_JOB 1_
Answer these questions from the excerpt on pet travel websites:
(a) How many listings does pettravel.com claim to have?
(b) Since what year has DogFriendly.com, Inc. been publishing guides?
(c) Once a visitor drills down to the state level on Dogfriendly.com, how are the cities listed?

_EXCERPT PROVIDED_
-- begin --
As pet ownership continues to increase and the market responds with an ever increasing number of products to cater to this market, so too have related online services and offerings. There are several websites currently active in this space such as: dogfriendly.com, pettravel.com, petswelcome.com, petfriendlytravel.com, petvacationhomes.com, petvacations.com, petvr.com, tripswithpets.com, petscanstay.com, takeyourpet.com.
 
Leaders in the space have dated presentations; however, they also claim to have the most listings. Dogfriendly.com claims to have over 20,000 listings and pettravel.com claims to have over 36,000. Virtually every participant in the pet travel space has the same search methodology for pet-friendly accommodations which are basically drop down boxes organized by state and city. Visitors ultimately must choose between dozens of cities, one at a time, which are simply listed alphabetically. If a visitor is unfamiliar with an area, searching may prove to be difficult and cumbersome. Information on these other sites is largely presented in text based format.
 
DogFriendly.com, Inc. claims to be the leading provider of nationwide city guides and travel guides for dog owners, publishing both online and offline guides since 1998.  One of their many print publications, “United States and Canada Dog Travel Guide - 4th Edition,” (new for 2010 and completely redone) claims to have over 20,000 dog-friendly places, covering the entire United States and Canada with information on
   -  Accommodations,
   -  Beaches,
   -  Public Transportation,
   -  National Parks,
   -  Visitor Attractions,
   -  Shopping,
   -  Touring,
   -  Outdoor Dining,
   -  Off-Leash Dog Parks and
   -  Emergency Veterinarians.
 
The clear strength of the website is its large number of listings across several categories.  There are several additional guides (print) including a Campground and Park Guide for Dog Travelers (2nd Ed), East Coast Dog Travel Guide, etc. The content associated with the print publications appears to have crossed over into the web-based version.  Dogfriendly.com also appears high on search results (1st page).
 
 
 
 
However, their presentation and graphics are strictly text based. And they have limited content with very short descriptions of pet-related information in listings. In the online version, once the visitor drills down to the state level, searching must be done by city – with virtually each state having literally dozens of cities to choose from – listed alphabetically.  The listings by city can be seen to in essence parallel the table of contents in a magazine type of format.
-- end --
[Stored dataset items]
-- begin --
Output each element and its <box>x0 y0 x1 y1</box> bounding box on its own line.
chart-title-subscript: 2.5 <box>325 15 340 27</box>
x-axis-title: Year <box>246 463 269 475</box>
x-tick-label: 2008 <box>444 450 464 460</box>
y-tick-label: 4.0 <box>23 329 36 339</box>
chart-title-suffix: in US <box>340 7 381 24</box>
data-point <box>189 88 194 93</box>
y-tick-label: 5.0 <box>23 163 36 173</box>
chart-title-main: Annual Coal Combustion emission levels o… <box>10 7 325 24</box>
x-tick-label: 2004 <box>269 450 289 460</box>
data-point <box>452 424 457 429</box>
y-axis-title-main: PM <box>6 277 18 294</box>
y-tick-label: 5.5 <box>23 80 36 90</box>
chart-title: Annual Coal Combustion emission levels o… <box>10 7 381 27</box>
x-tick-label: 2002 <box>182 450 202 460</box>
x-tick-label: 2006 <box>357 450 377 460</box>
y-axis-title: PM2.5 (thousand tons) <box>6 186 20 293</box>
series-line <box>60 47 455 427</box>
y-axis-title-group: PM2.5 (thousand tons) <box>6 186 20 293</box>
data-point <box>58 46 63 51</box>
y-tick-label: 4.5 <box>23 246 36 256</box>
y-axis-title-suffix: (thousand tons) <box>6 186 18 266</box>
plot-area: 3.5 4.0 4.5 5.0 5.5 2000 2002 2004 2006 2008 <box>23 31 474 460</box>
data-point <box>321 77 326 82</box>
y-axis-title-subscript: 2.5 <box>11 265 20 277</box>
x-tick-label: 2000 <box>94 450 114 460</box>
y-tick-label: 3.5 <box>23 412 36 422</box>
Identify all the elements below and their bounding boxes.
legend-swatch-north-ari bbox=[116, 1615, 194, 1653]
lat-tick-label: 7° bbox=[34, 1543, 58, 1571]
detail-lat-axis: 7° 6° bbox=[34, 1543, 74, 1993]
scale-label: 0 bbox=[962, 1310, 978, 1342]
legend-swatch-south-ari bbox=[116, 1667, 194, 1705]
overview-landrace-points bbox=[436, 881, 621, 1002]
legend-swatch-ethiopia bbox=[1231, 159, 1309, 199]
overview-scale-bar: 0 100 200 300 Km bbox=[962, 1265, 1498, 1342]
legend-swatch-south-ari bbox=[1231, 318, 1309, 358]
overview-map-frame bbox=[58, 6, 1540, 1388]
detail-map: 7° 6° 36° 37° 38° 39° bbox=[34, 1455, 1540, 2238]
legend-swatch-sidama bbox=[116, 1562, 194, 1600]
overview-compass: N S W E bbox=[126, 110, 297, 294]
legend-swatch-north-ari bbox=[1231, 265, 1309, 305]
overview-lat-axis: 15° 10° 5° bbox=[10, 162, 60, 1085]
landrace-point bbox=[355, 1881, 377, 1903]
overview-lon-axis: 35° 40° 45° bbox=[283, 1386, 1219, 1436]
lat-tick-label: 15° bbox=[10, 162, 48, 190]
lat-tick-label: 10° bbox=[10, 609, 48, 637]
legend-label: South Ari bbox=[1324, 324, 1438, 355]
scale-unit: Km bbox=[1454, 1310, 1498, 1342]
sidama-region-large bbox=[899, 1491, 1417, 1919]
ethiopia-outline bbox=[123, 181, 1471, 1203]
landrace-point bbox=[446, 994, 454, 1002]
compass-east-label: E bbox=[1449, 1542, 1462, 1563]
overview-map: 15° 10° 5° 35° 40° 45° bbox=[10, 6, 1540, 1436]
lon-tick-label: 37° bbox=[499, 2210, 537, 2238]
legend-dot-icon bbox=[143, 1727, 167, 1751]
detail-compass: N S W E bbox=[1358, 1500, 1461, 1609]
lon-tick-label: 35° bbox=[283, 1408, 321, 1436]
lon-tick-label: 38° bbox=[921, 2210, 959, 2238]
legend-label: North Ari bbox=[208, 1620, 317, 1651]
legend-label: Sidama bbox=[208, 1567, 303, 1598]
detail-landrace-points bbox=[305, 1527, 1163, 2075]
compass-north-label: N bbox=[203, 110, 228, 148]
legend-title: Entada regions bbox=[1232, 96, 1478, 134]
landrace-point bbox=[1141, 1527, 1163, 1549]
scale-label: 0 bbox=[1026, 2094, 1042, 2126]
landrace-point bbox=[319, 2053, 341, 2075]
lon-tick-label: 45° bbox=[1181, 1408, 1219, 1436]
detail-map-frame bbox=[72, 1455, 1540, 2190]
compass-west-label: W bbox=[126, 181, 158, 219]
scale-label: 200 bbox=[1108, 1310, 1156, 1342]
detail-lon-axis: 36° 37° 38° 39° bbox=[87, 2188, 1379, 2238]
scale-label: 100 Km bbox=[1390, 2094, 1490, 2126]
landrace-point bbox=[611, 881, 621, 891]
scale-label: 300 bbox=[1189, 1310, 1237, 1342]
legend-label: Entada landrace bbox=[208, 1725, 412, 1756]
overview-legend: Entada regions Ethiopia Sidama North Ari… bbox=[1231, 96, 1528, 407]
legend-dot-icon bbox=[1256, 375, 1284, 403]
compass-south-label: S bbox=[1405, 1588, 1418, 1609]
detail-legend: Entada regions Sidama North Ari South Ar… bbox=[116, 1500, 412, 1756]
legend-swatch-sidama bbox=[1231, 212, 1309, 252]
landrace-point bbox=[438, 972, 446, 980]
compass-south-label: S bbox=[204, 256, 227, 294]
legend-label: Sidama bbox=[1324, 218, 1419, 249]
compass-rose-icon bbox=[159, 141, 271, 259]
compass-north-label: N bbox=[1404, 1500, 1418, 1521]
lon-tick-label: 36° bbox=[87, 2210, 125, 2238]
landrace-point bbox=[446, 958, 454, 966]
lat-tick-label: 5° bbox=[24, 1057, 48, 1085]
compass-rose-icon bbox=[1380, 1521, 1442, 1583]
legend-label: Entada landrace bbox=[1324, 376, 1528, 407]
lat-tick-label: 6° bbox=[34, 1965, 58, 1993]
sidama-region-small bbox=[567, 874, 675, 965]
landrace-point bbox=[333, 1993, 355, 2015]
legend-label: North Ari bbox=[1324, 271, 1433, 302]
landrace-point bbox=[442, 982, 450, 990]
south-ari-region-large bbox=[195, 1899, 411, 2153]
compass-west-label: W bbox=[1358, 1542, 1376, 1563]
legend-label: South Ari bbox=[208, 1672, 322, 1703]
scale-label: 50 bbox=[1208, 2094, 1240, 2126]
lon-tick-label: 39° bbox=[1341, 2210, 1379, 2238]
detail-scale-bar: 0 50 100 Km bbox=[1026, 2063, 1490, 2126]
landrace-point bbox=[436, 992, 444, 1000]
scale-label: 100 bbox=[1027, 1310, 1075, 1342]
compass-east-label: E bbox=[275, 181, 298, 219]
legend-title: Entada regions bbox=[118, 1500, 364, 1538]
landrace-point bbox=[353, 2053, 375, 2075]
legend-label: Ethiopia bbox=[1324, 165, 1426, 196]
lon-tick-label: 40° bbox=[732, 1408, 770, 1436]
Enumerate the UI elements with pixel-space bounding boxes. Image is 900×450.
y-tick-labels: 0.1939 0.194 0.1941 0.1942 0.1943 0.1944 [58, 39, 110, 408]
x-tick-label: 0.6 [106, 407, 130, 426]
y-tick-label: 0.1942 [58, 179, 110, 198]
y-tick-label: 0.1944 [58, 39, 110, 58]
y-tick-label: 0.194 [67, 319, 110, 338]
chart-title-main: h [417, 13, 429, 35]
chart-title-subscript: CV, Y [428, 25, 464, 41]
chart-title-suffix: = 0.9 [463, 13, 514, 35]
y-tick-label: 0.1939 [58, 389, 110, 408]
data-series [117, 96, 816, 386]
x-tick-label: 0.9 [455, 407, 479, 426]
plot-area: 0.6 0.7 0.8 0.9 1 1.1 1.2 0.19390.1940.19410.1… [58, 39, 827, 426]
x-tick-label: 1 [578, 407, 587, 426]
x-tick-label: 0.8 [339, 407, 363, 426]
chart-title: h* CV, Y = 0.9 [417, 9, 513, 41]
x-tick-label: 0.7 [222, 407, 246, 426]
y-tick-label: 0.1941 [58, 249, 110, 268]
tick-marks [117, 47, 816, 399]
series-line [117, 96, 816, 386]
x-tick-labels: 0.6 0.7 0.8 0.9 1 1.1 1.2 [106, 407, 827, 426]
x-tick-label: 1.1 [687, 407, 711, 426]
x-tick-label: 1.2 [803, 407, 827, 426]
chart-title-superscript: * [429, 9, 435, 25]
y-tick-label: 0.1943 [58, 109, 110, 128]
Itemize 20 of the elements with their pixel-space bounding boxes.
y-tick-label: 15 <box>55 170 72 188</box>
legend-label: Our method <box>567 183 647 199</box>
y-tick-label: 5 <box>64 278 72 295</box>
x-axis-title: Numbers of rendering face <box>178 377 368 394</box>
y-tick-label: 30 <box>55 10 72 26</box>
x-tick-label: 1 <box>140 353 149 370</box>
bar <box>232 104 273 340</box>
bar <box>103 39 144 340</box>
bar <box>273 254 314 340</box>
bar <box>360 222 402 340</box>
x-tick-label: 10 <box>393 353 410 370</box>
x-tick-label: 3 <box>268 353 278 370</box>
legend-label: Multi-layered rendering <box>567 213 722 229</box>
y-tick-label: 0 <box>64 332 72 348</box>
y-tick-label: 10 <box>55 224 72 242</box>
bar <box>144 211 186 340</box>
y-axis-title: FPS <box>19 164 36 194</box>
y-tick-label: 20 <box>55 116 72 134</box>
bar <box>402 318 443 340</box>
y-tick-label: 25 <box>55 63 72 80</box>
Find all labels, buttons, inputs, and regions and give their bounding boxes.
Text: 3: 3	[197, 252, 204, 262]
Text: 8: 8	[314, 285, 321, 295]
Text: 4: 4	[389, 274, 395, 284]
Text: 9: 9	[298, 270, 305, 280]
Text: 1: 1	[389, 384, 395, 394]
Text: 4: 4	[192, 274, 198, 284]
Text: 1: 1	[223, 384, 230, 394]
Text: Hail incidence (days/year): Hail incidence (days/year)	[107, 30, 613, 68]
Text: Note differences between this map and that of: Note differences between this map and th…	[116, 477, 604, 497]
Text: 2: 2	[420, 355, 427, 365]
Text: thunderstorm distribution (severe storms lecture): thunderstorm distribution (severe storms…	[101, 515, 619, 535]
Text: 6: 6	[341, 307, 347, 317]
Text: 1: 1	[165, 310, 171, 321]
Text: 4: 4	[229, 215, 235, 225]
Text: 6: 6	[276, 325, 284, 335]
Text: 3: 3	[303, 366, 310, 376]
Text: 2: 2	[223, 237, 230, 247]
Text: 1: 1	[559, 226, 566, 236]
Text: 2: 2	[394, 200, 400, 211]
-- end --
_JOB 2_
Reproduce the lines of the stored dataset rows verbatim, starting at the first line of the rows and ending with the line that contains "y-tick-label: 3.5 <box>23 412 36 422</box>", both ends included.

_WRITTEN SOLUTION 1_
(a) Over 36,000.
(b) 1998.
(c) Alphabetically.

_WRITTEN SOLUTION 2_
Output each element and its <box>x0 y0 x1 y1</box> bounding box on its own line.
chart-title-subscript: 2.5 <box>325 15 340 27</box>
x-axis-title: Year <box>246 463 269 475</box>
x-tick-label: 2008 <box>444 450 464 460</box>
y-tick-label: 4.0 <box>23 329 36 339</box>
chart-title-suffix: in US <box>340 7 381 24</box>
data-point <box>189 88 194 93</box>
y-tick-label: 5.0 <box>23 163 36 173</box>
chart-title-main: Annual Coal Combustion emission levels o… <box>10 7 325 24</box>
x-tick-label: 2004 <box>269 450 289 460</box>
data-point <box>452 424 457 429</box>
y-axis-title-main: PM <box>6 277 18 294</box>
y-tick-label: 5.5 <box>23 80 36 90</box>
chart-title: Annual Coal Combustion emission levels o… <box>10 7 381 27</box>
x-tick-label: 2002 <box>182 450 202 460</box>
x-tick-label: 2006 <box>357 450 377 460</box>
y-axis-title: PM2.5 (thousand tons) <box>6 186 20 293</box>
series-line <box>60 47 455 427</box>
y-axis-title-group: PM2.5 (thousand tons) <box>6 186 20 293</box>
data-point <box>58 46 63 51</box>
y-tick-label: 4.5 <box>23 246 36 256</box>
y-axis-title-suffix: (thousand tons) <box>6 186 18 266</box>
plot-area: 3.5 4.0 4.5 5.0 5.5 2000 2002 2004 2006 2008 <box>23 31 474 460</box>
data-point <box>321 77 326 82</box>
y-axis-title-subscript: 2.5 <box>11 265 20 277</box>
x-tick-label: 2000 <box>94 450 114 460</box>
y-tick-label: 3.5 <box>23 412 36 422</box>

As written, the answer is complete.